-- Start of RECORDS FOR PROCESSING --

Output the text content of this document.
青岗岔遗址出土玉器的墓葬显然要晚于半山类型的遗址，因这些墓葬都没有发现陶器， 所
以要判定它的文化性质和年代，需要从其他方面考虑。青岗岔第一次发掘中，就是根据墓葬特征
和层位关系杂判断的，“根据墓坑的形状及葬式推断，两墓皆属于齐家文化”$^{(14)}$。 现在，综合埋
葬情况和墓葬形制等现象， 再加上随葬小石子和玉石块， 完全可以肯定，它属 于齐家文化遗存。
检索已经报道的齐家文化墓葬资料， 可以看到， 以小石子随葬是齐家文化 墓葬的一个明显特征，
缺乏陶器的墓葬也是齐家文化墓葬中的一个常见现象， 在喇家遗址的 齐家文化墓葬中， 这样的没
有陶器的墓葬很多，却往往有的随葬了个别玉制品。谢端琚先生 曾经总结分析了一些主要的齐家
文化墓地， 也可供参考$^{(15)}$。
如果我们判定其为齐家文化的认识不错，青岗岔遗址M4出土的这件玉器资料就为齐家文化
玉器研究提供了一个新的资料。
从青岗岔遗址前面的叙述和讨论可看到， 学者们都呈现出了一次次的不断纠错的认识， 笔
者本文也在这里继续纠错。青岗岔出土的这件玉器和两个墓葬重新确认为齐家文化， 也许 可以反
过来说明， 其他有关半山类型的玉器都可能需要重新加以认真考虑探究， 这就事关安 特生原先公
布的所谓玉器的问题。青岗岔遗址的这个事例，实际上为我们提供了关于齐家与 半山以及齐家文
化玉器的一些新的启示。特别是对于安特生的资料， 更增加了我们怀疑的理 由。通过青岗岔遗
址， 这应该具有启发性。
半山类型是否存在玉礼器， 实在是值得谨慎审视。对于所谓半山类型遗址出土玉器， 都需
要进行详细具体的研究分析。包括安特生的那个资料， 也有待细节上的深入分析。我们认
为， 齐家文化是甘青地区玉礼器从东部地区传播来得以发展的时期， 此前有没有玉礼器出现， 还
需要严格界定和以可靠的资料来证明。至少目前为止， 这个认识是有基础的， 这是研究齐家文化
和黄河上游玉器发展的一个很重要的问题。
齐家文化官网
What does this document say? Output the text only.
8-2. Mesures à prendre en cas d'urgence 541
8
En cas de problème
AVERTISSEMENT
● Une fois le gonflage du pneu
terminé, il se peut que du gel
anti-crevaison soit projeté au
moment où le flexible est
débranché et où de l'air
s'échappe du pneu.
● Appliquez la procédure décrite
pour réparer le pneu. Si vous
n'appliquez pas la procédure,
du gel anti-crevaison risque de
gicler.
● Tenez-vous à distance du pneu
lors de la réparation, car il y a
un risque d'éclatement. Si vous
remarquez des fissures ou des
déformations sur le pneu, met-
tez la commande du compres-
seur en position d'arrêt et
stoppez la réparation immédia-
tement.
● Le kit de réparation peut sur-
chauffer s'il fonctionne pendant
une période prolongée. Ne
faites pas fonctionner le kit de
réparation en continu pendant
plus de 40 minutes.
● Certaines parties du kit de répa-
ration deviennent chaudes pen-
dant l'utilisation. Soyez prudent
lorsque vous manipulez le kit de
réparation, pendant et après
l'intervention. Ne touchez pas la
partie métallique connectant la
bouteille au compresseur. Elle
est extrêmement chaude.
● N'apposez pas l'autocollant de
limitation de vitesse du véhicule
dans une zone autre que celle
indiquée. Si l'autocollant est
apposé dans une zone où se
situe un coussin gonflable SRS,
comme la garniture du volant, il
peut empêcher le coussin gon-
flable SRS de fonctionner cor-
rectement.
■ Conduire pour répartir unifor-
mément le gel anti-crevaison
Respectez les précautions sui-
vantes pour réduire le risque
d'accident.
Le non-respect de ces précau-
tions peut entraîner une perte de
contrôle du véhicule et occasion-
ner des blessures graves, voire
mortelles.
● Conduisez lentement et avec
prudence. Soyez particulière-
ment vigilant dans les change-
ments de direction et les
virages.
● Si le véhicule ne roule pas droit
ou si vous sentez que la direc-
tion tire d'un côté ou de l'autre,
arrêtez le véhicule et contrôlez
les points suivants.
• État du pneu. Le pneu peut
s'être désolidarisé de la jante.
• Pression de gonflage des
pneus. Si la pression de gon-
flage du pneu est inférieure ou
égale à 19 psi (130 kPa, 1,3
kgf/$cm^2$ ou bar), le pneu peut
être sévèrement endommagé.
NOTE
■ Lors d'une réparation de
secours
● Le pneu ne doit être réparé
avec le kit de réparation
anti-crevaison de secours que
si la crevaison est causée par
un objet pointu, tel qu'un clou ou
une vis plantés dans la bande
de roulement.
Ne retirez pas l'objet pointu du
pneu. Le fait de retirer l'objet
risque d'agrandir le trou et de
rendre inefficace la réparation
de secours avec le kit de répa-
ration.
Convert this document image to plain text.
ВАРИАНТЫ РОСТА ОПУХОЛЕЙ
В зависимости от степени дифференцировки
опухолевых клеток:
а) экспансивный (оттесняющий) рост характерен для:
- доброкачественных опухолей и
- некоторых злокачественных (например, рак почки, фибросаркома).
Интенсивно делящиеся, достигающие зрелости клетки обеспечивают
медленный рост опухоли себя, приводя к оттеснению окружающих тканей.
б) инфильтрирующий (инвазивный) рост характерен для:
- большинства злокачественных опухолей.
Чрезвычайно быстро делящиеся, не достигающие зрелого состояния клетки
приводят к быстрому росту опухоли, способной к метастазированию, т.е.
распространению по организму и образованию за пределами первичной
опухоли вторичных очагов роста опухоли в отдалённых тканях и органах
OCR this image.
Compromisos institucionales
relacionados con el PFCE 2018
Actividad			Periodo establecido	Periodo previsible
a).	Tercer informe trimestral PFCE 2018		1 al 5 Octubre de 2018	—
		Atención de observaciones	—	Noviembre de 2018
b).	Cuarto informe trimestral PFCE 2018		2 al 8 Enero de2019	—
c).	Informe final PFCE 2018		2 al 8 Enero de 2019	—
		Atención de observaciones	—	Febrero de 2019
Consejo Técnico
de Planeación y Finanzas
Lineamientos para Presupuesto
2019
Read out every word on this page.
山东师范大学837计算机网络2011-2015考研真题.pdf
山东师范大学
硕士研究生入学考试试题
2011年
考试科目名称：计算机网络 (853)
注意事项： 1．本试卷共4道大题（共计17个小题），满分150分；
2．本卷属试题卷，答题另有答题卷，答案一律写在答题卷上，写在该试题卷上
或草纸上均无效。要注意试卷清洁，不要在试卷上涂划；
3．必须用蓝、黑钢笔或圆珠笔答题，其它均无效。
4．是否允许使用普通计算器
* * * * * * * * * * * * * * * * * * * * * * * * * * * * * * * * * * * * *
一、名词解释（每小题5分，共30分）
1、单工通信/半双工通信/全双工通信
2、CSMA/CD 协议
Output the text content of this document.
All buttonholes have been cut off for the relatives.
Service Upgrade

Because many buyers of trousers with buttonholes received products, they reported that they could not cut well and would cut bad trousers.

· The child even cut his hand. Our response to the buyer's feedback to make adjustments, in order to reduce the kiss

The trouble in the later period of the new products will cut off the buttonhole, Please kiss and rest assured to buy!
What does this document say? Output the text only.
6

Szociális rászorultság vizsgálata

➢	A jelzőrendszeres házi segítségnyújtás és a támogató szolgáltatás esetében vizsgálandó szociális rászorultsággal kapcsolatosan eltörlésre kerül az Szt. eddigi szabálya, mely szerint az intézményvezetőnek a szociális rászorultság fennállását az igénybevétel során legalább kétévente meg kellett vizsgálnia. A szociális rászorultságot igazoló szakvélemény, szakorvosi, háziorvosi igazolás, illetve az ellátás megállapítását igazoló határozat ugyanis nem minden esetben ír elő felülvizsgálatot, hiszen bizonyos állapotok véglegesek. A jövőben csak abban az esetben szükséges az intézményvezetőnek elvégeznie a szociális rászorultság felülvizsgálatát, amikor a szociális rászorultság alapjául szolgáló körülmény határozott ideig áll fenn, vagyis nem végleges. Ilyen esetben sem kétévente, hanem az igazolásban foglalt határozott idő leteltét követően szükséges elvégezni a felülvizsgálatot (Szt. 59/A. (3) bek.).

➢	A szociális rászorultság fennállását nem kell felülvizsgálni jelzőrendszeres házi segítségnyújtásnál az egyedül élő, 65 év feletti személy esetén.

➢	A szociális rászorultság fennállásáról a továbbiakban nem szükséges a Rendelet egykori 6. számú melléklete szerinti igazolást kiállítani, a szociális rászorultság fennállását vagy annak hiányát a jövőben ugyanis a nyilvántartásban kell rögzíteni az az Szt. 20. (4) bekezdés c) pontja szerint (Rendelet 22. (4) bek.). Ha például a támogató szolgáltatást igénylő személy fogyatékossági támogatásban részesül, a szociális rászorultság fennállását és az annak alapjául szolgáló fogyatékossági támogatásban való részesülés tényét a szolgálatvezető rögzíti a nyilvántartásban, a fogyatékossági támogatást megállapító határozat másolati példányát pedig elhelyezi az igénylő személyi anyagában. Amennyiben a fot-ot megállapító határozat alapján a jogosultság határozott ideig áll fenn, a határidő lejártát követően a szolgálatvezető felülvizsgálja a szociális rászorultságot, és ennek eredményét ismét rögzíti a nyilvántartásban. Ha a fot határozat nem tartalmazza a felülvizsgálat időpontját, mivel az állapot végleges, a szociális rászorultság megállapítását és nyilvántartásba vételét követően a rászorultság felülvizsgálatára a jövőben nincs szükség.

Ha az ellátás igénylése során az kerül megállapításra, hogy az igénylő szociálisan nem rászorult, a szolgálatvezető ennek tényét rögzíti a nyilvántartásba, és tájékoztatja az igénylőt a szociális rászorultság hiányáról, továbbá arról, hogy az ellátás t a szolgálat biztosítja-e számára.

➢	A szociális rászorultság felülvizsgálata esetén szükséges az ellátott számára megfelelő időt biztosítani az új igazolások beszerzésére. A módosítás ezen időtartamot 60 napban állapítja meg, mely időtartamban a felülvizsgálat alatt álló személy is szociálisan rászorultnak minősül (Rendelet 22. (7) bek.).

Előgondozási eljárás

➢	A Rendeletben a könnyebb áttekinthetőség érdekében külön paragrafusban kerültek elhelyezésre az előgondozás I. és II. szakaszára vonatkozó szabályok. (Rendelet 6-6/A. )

-- End of RECORDS FOR PROCESSING --

**TASK PROMPT**.
Scan the entries above for the word "procédure" and collect each line holding it.

**OUTPUT OF THE TASK**.
● Appliquez la procédure décrite
n'appliquez pas la procédure,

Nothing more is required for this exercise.